▸ **Directive**
Quote all of the data that follows exactly as written, skipping the images.

Data to use start

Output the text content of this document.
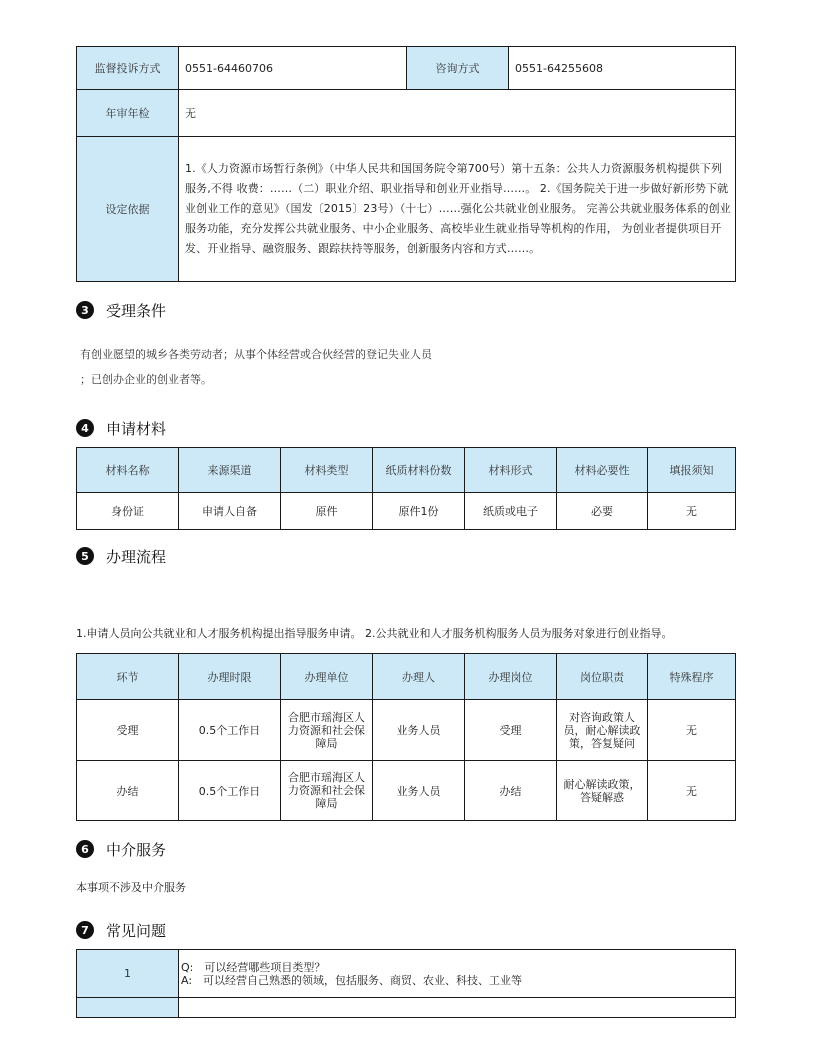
监督投诉方式	0551-64460706	咨询方式	0551-64255608
年审年检	无		
设定依据	1.《人力资源市场暂行条例》（中华人民共和国国务院令第700号）第十五条：公共人力资源服务机构提供下列服务,不得 收费：……（二）职业介绍、职业指导和创业开业指导……。 2.《国务院关于进一步做好新形势下就业创业工作的意见》（国发〔2015〕23号）（十七）……强化公共就业创业服务。 完善公共就业服务体系的创业服务功能，充分发挥公共就业服务、中小企业服务、高校毕业生就业指导等机构的作用， 为创业者提供项目开发、开业指导、融资服务、跟踪扶持等服务，创新服务内容和方式……。		
3	受理条件
有创业愿望的城乡各类劳动者；从事个体经营或合伙经营的登记失业人员
；已创办企业的创业者等。
4	申请材料
材料名称	来源渠道	材料类型	纸质材料份数	材料形式	材料必要性	填报须知
身份证	申请人自备	原件	原件1份	纸质或电子	必要	无
5	办理流程
1.申请人员向公共就业和人才服务机构提出指导服务申请。 2.公共就业和人才服务机构服务人员为服务对象进行创业指导。
环节	办理时限	办理单位	办理人	办理岗位	岗位职责	特殊程序
受理	0.5个工作日	合肥市瑶海区人力资源和社会保障局	业务人员	受理	对咨询政策人员，耐心解读政策，答复疑问	无
办结	0.5个工作日	合肥市瑶海区人力资源和社会保障局	业务人员	办结	耐心解读政策，答疑解惑	无
6	中介服务
本事项不涉及中介服务
7	常见问题
1	Q:　可以经营哪些项目类型？
A:　可以经营自己熟悉的领域，包括服务、商贸、农业、科技、工业等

Data to use end

▸ **Response**
Output the text content of this document.
监督投诉方式	0551-64460706	咨询方式	0551-64255608
年审年检	无		
设定依据	1.《人力资源市场暂行条例》（中华人民共和国国务院令第700号）第十五条：公共人力资源服务机构提供下列服务,不得 收费：……（二）职业介绍、职业指导和创业开业指导……。 2.《国务院关于进一步做好新形势下就业创业工作的意见》（国发〔2015〕23号）（十七）……强化公共就业创业服务。 完善公共就业服务体系的创业服务功能，充分发挥公共就业服务、中小企业服务、高校毕业生就业指导等机构的作用， 为创业者提供项目开发、开业指导、融资服务、跟踪扶持等服务，创新服务内容和方式……。		
3	受理条件
有创业愿望的城乡各类劳动者；从事个体经营或合伙经营的登记失业人员
；已创办企业的创业者等。
4	申请材料
材料名称	来源渠道	材料类型	纸质材料份数	材料形式	材料必要性	填报须知
身份证	申请人自备	原件	原件1份	纸质或电子	必要	无
5	办理流程
1.申请人员向公共就业和人才服务机构提出指导服务申请。 2.公共就业和人才服务机构服务人员为服务对象进行创业指导。
环节	办理时限	办理单位	办理人	办理岗位	岗位职责	特殊程序
受理	0.5个工作日	合肥市瑶海区人力资源和社会保障局	业务人员	受理	对咨询政策人员，耐心解读政策，答复疑问	无
办结	0.5个工作日	合肥市瑶海区人力资源和社会保障局	业务人员	办结	耐心解读政策，答疑解惑	无
6	中介服务
本事项不涉及中介服务
7	常见问题
1	Q:　可以经营哪些项目类型？
A:　可以经营自己熟悉的领域，包括服务、商贸、农业、科技、工业等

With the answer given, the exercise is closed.